* start Extracted material *
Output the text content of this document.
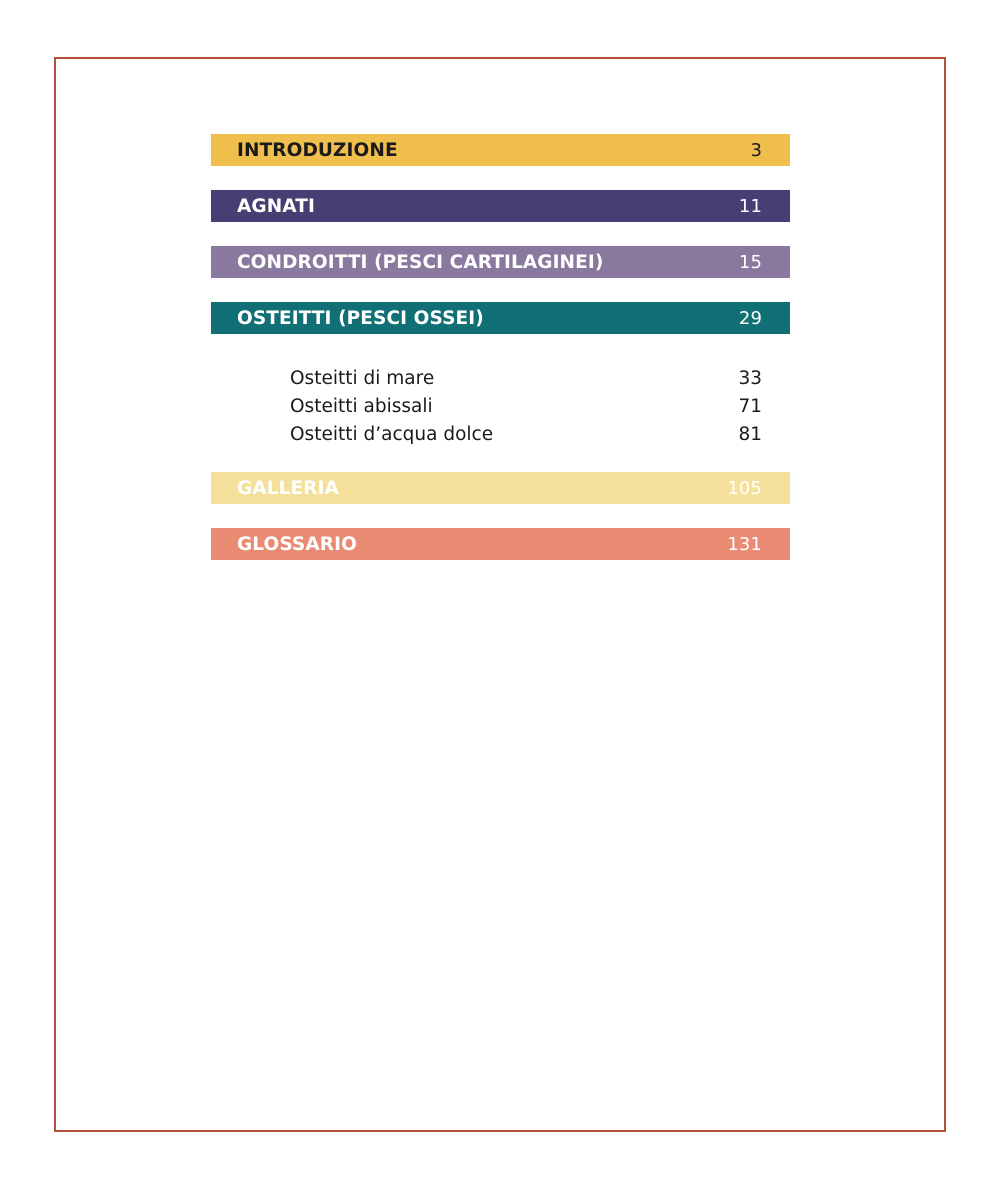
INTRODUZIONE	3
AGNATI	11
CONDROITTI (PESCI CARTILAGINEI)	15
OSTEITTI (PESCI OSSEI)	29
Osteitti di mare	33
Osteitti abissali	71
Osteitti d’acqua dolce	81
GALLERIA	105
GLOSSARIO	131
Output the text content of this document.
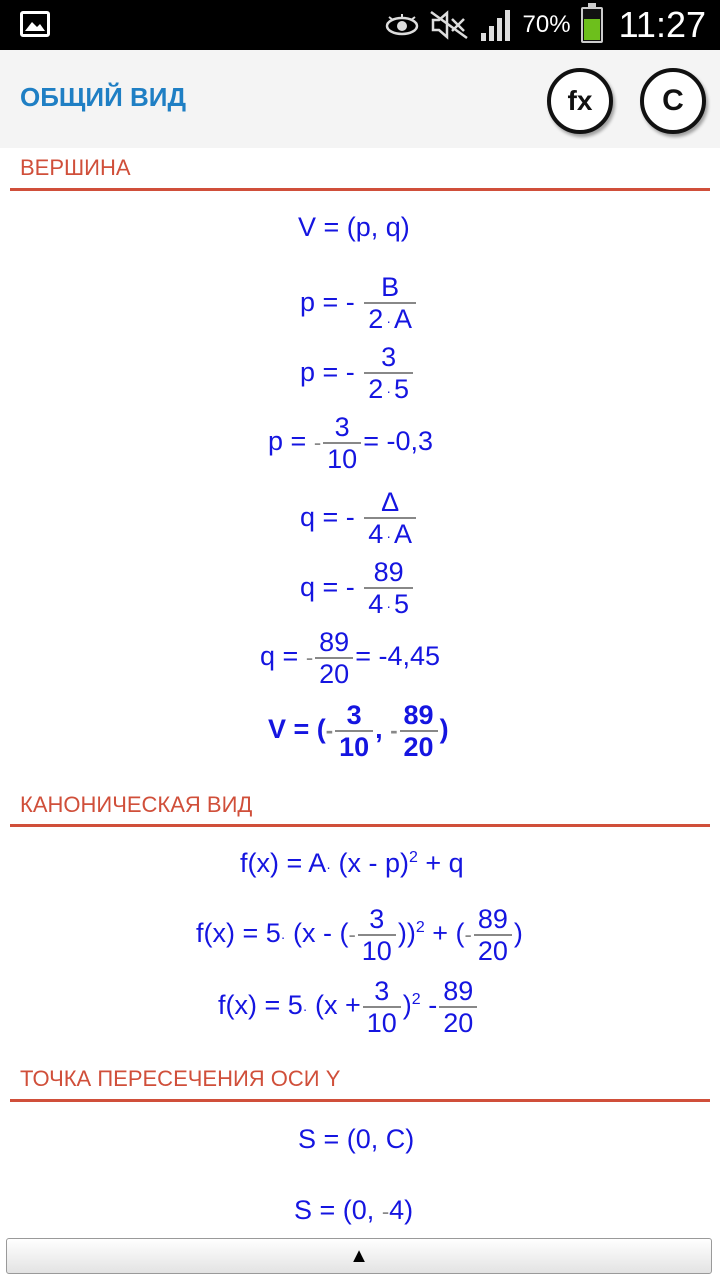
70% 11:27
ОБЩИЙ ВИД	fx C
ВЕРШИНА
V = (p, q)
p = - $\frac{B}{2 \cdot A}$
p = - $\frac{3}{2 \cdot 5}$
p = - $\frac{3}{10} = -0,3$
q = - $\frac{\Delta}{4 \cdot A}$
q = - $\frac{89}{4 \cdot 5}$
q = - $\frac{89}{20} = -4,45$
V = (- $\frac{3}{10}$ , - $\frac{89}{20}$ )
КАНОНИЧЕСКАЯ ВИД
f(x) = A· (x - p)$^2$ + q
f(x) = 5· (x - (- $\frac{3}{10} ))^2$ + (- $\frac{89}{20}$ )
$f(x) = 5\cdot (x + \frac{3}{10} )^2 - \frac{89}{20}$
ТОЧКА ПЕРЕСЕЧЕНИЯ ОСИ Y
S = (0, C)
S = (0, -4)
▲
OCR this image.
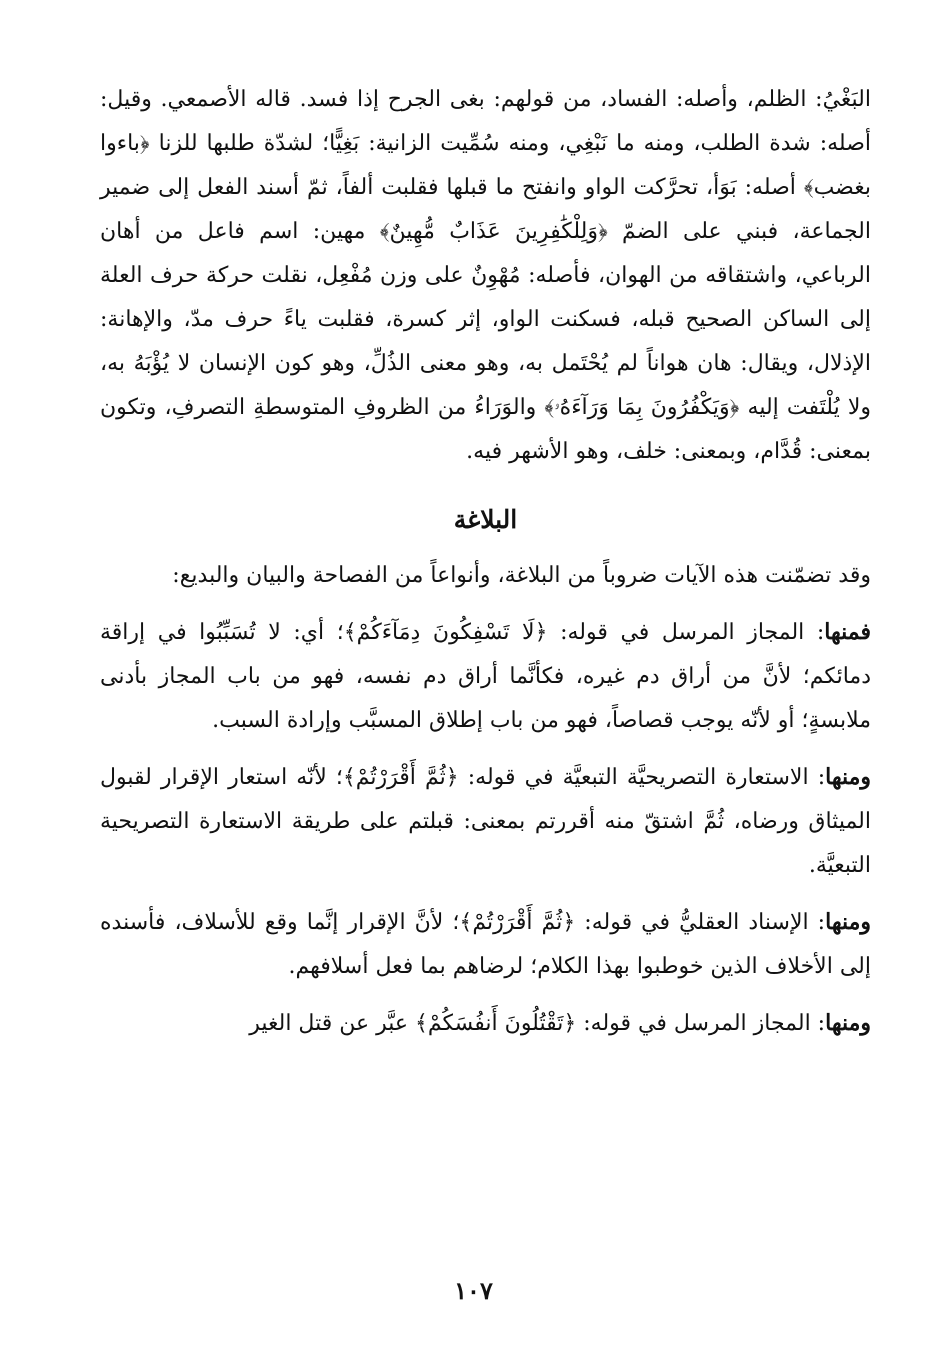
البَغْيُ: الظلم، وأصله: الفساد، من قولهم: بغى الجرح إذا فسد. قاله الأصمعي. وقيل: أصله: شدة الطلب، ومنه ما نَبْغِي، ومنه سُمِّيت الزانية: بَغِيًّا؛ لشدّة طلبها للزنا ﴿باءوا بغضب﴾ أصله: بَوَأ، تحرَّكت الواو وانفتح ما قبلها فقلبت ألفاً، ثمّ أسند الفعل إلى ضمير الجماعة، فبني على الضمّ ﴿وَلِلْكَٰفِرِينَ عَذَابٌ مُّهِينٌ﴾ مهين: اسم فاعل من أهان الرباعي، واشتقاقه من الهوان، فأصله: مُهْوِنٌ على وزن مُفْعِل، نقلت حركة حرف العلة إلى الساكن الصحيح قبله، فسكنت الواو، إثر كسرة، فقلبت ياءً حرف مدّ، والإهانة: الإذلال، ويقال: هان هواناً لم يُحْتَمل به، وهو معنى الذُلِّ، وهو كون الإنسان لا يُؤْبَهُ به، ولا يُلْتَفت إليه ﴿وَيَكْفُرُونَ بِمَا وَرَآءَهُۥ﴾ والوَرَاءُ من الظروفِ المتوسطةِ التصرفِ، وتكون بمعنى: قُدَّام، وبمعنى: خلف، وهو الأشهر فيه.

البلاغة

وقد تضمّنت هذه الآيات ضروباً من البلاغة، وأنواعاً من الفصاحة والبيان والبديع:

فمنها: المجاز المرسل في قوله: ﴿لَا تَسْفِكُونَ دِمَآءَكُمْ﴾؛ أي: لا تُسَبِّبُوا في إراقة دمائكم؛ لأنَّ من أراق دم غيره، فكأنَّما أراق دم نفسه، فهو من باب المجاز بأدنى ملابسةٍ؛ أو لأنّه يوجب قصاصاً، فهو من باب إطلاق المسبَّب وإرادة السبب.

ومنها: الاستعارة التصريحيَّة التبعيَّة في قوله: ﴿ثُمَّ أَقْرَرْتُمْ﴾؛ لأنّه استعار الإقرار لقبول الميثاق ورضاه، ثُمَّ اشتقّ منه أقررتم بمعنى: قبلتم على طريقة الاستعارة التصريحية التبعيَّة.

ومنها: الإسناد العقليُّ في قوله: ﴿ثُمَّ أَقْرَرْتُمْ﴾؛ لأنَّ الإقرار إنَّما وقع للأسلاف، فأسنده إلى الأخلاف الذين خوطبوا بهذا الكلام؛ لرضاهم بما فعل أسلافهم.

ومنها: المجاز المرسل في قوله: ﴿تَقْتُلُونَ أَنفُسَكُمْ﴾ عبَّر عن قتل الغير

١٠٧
* end Extracted material *
* start Extracted material *
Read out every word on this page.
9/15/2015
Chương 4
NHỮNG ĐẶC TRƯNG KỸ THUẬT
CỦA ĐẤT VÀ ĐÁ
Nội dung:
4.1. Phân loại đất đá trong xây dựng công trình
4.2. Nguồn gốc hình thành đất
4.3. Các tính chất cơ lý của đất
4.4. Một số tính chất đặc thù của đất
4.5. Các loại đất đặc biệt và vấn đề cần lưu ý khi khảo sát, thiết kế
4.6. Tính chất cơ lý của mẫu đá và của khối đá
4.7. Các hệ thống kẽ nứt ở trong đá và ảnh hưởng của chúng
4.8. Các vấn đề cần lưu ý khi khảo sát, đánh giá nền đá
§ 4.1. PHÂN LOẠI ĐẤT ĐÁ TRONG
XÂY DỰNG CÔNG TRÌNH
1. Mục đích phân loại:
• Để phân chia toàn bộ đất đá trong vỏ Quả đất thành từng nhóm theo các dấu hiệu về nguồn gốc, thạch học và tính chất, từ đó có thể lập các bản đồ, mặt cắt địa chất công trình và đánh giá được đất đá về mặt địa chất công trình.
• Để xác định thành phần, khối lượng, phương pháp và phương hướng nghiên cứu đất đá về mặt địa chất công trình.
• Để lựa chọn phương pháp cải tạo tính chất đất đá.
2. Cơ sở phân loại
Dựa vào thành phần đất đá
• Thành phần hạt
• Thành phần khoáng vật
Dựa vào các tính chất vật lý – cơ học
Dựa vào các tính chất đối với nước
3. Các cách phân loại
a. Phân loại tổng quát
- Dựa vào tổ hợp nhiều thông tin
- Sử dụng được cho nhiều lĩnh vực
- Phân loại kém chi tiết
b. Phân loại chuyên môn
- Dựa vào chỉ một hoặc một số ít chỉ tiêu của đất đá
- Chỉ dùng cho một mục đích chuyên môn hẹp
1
* end Extracted material *
## Requirements
Look through the entries and return every line where "pháp" appears.

## Solved exercise
• Để xác định thành phần, khối lượng, phương pháp và phương hướng nghiên cứu đất đá về mặt địa chất công trình.
• Để lựa chọn phương pháp cải tạo tính chất đất đá.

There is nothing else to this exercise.